> [Work required]
Print out the material that follows word for word.

┄┄┄┄┄┄┄┄┄┄

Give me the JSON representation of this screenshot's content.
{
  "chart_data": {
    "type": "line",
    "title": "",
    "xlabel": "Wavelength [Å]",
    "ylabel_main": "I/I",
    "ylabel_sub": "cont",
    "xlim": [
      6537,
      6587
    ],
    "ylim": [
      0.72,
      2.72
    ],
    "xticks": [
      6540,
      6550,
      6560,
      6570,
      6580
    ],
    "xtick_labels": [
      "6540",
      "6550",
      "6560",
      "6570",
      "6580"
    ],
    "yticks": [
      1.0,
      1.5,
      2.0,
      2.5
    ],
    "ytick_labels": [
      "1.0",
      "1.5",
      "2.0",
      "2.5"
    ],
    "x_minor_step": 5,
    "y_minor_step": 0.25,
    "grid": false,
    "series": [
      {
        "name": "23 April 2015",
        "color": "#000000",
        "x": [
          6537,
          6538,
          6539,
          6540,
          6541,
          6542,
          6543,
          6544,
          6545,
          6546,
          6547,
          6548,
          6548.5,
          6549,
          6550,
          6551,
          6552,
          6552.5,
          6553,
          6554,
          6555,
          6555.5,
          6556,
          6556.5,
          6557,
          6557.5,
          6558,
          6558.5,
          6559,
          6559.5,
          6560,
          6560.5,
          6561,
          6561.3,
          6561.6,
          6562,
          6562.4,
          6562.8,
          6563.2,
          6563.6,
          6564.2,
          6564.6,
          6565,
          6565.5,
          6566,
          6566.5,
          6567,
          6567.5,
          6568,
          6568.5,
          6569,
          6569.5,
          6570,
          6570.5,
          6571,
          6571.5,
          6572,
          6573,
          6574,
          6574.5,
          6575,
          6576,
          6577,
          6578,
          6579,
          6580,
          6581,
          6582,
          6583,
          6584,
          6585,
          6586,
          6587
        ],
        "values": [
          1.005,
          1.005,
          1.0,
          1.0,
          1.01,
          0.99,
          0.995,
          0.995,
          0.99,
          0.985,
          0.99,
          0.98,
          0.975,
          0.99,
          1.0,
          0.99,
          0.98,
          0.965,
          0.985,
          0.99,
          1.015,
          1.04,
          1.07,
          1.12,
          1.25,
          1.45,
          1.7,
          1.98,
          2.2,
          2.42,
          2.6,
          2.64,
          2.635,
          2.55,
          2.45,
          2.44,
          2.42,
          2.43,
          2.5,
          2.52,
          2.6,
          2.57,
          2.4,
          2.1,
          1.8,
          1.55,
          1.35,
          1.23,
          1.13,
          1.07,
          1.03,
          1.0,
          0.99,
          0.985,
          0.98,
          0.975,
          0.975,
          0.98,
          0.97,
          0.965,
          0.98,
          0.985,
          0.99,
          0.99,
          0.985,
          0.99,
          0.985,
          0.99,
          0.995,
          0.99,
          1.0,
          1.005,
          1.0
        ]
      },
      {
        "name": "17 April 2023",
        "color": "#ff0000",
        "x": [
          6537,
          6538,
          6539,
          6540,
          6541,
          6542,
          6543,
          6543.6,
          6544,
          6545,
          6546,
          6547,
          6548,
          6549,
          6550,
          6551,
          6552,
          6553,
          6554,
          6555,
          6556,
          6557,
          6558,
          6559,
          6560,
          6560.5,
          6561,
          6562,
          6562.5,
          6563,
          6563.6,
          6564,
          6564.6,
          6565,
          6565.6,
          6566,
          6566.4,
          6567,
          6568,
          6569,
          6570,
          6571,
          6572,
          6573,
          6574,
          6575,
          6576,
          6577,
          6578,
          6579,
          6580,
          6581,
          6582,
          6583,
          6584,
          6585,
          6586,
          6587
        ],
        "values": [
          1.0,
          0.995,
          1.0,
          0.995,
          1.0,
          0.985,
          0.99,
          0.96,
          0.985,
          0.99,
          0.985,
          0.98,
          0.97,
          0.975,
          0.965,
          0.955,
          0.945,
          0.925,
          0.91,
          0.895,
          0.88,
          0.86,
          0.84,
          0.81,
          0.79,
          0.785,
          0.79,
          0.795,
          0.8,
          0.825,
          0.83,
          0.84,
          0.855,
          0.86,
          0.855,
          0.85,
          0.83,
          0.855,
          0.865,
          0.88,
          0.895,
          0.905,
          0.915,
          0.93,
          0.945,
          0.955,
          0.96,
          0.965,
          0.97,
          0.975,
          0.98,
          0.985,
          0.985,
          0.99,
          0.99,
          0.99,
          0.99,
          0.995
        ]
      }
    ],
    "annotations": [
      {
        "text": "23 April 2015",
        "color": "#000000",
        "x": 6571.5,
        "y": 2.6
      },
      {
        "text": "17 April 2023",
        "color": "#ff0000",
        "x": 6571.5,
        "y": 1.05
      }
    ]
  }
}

┄┄┄┄┄┄┄┄┄┄

> [Result]
Give me the JSON representation of this screenshot's content.
{
  "chart_data": {
    "type": "line",
    "title": "",
    "xlabel": "Wavelength [Å]",
    "ylabel_main": "I/I",
    "ylabel_sub": "cont",
    "xlim": [
      6537,
      6587
    ],
    "ylim": [
      0.72,
      2.72
    ],
    "xticks": [
      6540,
      6550,
      6560,
      6570,
      6580
    ],
    "xtick_labels": [
      "6540",
      "6550",
      "6560",
      "6570",
      "6580"
    ],
    "yticks": [
      1.0,
      1.5,
      2.0,
      2.5
    ],
    "ytick_labels": [
      "1.0",
      "1.5",
      "2.0",
      "2.5"
    ],
    "x_minor_step": 5,
    "y_minor_step": 0.25,
    "grid": false,
    "series": [
      {
        "name": "23 April 2015",
        "color": "#000000",
        "x": [
          6537,
          6538,
          6539,
          6540,
          6541,
          6542,
          6543,
          6544,
          6545,
          6546,
          6547,
          6548,
          6548.5,
          6549,
          6550,
          6551,
          6552,
          6552.5,
          6553,
          6554,
          6555,
          6555.5,
          6556,
          6556.5,
          6557,
          6557.5,
          6558,
          6558.5,
          6559,
          6559.5,
          6560,
          6560.5,
          6561,
          6561.3,
          6561.6,
          6562,
          6562.4,
          6562.8,
          6563.2,
          6563.6,
          6564.2,
          6564.6,
          6565,
          6565.5,
          6566,
          6566.5,
          6567,
          6567.5,
          6568,
          6568.5,
          6569,
          6569.5,
          6570,
          6570.5,
          6571,
          6571.5,
          6572,
          6573,
          6574,
          6574.5,
          6575,
          6576,
          6577,
          6578,
          6579,
          6580,
          6581,
          6582,
          6583,
          6584,
          6585,
          6586,
          6587
        ],
        "values": [
          1.005,
          1.005,
          1.0,
          1.0,
          1.01,
          0.99,
          0.995,
          0.995,
          0.99,
          0.985,
          0.99,
          0.98,
          0.975,
          0.99,
          1.0,
          0.99,
          0.98,
          0.965,
          0.985,
          0.99,
          1.015,
          1.04,
          1.07,
          1.12,
          1.25,
          1.45,
          1.7,
          1.98,
          2.2,
          2.42,
          2.6,
          2.64,
          2.635,
          2.55,
          2.45,
          2.44,
          2.42,
          2.43,
          2.5,
          2.52,
          2.6,
          2.57,
          2.4,
          2.1,
          1.8,
          1.55,
          1.35,
          1.23,
          1.13,
          1.07,
          1.03,
          1.0,
          0.99,
          0.985,
          0.98,
          0.975,
          0.975,
          0.98,
          0.97,
          0.965,
          0.98,
          0.985,
          0.99,
          0.99,
          0.985,
          0.99,
          0.985,
          0.99,
          0.995,
          0.99,
          1.0,
          1.005,
          1.0
        ]
      },
      {
        "name": "17 April 2023",
        "color": "#ff0000",
        "x": [
          6537,
          6538,
          6539,
          6540,
          6541,
          6542,
          6543,
          6543.6,
          6544,
          6545,
          6546,
          6547,
          6548,
          6549,
          6550,
          6551,
          6552,
          6553,
          6554,
          6555,
          6556,
          6557,
          6558,
          6559,
          6560,
          6560.5,
          6561,
          6562,
          6562.5,
          6563,
          6563.6,
          6564,
          6564.6,
          6565,
          6565.6,
          6566,
          6566.4,
          6567,
          6568,
          6569,
          6570,
          6571,
          6572,
          6573,
          6574,
          6575,
          6576,
          6577,
          6578,
          6579,
          6580,
          6581,
          6582,
          6583,
          6584,
          6585,
          6586,
          6587
        ],
        "values": [
          1.0,
          0.995,
          1.0,
          0.995,
          1.0,
          0.985,
          0.99,
          0.96,
          0.985,
          0.99,
          0.985,
          0.98,
          0.97,
          0.975,
          0.965,
          0.955,
          0.945,
          0.925,
          0.91,
          0.895,
          0.88,
          0.86,
          0.84,
          0.81,
          0.79,
          0.785,
          0.79,
          0.795,
          0.8,
          0.825,
          0.83,
          0.84,
          0.855,
          0.86,
          0.855,
          0.85,
          0.83,
          0.855,
          0.865,
          0.88,
          0.895,
          0.905,
          0.915,
          0.93,
          0.945,
          0.955,
          0.96,
          0.965,
          0.97,
          0.975,
          0.98,
          0.985,
          0.985,
          0.99,
          0.99,
          0.99,
          0.99,
          0.995
        ]
      }
    ],
    "annotations": [
      {
        "text": "23 April 2015",
        "color": "#000000",
        "x": 6571.5,
        "y": 2.6
      },
      {
        "text": "17 April 2023",
        "color": "#ff0000",
        "x": 6571.5,
        "y": 1.05
      }
    ]
  }
}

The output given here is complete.